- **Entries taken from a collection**

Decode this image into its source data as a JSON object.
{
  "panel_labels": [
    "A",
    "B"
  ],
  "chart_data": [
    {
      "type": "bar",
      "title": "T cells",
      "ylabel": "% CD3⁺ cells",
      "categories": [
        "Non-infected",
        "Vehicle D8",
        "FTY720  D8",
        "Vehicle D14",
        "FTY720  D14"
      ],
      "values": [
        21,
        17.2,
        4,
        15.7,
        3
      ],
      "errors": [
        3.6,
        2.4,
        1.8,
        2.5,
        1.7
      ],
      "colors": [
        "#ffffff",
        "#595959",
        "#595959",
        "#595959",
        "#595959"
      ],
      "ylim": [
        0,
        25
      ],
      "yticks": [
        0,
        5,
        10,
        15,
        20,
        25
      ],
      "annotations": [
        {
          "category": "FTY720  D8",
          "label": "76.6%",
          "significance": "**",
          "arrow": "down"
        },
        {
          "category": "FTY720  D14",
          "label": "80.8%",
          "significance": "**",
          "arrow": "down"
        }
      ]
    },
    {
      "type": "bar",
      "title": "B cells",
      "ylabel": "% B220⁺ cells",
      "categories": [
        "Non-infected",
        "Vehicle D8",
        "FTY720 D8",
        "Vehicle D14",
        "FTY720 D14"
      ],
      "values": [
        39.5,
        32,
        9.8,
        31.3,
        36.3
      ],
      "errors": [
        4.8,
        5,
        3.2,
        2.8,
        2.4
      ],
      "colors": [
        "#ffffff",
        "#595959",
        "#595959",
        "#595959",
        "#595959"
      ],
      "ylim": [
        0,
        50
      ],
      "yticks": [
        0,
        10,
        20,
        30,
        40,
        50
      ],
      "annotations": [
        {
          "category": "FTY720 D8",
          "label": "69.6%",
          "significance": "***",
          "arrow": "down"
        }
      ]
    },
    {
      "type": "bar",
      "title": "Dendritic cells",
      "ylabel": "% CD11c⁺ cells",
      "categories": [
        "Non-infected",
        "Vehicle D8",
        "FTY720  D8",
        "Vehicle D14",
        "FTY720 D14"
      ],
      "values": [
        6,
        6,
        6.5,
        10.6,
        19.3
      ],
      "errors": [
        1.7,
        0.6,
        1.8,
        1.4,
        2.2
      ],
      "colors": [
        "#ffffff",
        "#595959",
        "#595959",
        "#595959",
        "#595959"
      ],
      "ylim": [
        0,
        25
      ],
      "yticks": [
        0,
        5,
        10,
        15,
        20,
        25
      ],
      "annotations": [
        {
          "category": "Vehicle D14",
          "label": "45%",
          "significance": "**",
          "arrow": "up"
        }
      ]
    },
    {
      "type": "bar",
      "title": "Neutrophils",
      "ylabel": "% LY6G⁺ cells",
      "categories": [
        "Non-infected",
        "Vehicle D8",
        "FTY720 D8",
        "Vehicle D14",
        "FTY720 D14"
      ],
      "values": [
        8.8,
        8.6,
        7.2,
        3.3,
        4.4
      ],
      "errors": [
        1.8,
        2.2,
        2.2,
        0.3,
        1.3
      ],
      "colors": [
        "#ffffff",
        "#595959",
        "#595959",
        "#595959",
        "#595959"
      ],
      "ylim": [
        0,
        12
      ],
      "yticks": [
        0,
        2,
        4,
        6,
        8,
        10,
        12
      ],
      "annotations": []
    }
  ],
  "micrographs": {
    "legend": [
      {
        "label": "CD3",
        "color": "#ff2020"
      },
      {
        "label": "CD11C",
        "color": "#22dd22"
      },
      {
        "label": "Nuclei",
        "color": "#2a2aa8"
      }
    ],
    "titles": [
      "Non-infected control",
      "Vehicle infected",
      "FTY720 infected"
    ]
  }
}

- **TASK TO CARRY OUT**
Above are the records; restate each one exactly.

- **TASK OUTPUT**
Decode this image into its source data as a JSON object.
{
  "panel_labels": [
    "A",
    "B"
  ],
  "chart_data": [
    {
      "type": "bar",
      "title": "T cells",
      "ylabel": "% CD3⁺ cells",
      "categories": [
        "Non-infected",
        "Vehicle D8",
        "FTY720  D8",
        "Vehicle D14",
        "FTY720  D14"
      ],
      "values": [
        21,
        17.2,
        4,
        15.7,
        3
      ],
      "errors": [
        3.6,
        2.4,
        1.8,
        2.5,
        1.7
      ],
      "colors": [
        "#ffffff",
        "#595959",
        "#595959",
        "#595959",
        "#595959"
      ],
      "ylim": [
        0,
        25
      ],
      "yticks": [
        0,
        5,
        10,
        15,
        20,
        25
      ],
      "annotations": [
        {
          "category": "FTY720  D8",
          "label": "76.6%",
          "significance": "**",
          "arrow": "down"
        },
        {
          "category": "FTY720  D14",
          "label": "80.8%",
          "significance": "**",
          "arrow": "down"
        }
      ]
    },
    {
      "type": "bar",
      "title": "B cells",
      "ylabel": "% B220⁺ cells",
      "categories": [
        "Non-infected",
        "Vehicle D8",
        "FTY720 D8",
        "Vehicle D14",
        "FTY720 D14"
      ],
      "values": [
        39.5,
        32,
        9.8,
        31.3,
        36.3
      ],
      "errors": [
        4.8,
        5,
        3.2,
        2.8,
        2.4
      ],
      "colors": [
        "#ffffff",
        "#595959",
        "#595959",
        "#595959",
        "#595959"
      ],
      "ylim": [
        0,
        50
      ],
      "yticks": [
        0,
        10,
        20,
        30,
        40,
        50
      ],
      "annotations": [
        {
          "category": "FTY720 D8",
          "label": "69.6%",
          "significance": "***",
          "arrow": "down"
        }
      ]
    },
    {
      "type": "bar",
      "title": "Dendritic cells",
      "ylabel": "% CD11c⁺ cells",
      "categories": [
        "Non-infected",
        "Vehicle D8",
        "FTY720  D8",
        "Vehicle D14",
        "FTY720 D14"
      ],
      "values": [
        6,
        6,
        6.5,
        10.6,
        19.3
      ],
      "errors": [
        1.7,
        0.6,
        1.8,
        1.4,
        2.2
      ],
      "colors": [
        "#ffffff",
        "#595959",
        "#595959",
        "#595959",
        "#595959"
      ],
      "ylim": [
        0,
        25
      ],
      "yticks": [
        0,
        5,
        10,
        15,
        20,
        25
      ],
      "annotations": [
        {
          "category": "Vehicle D14",
          "label": "45%",
          "significance": "**",
          "arrow": "up"
        }
      ]
    },
    {
      "type": "bar",
      "title": "Neutrophils",
      "ylabel": "% LY6G⁺ cells",
      "categories": [
        "Non-infected",
        "Vehicle D8",
        "FTY720 D8",
        "Vehicle D14",
        "FTY720 D14"
      ],
      "values": [
        8.8,
        8.6,
        7.2,
        3.3,
        4.4
      ],
      "errors": [
        1.8,
        2.2,
        2.2,
        0.3,
        1.3
      ],
      "colors": [
        "#ffffff",
        "#595959",
        "#595959",
        "#595959",
        "#595959"
      ],
      "ylim": [
        0,
        12
      ],
      "yticks": [
        0,
        2,
        4,
        6,
        8,
        10,
        12
      ],
      "annotations": []
    }
  ],
  "micrographs": {
    "legend": [
      {
        "label": "CD3",
        "color": "#ff2020"
      },
      {
        "label": "CD11C",
        "color": "#22dd22"
      },
      {
        "label": "Nuclei",
        "color": "#2a2aa8"
      }
    ],
    "titles": [
      "Non-infected control",
      "Vehicle infected",
      "FTY720 infected"
    ]
  }
}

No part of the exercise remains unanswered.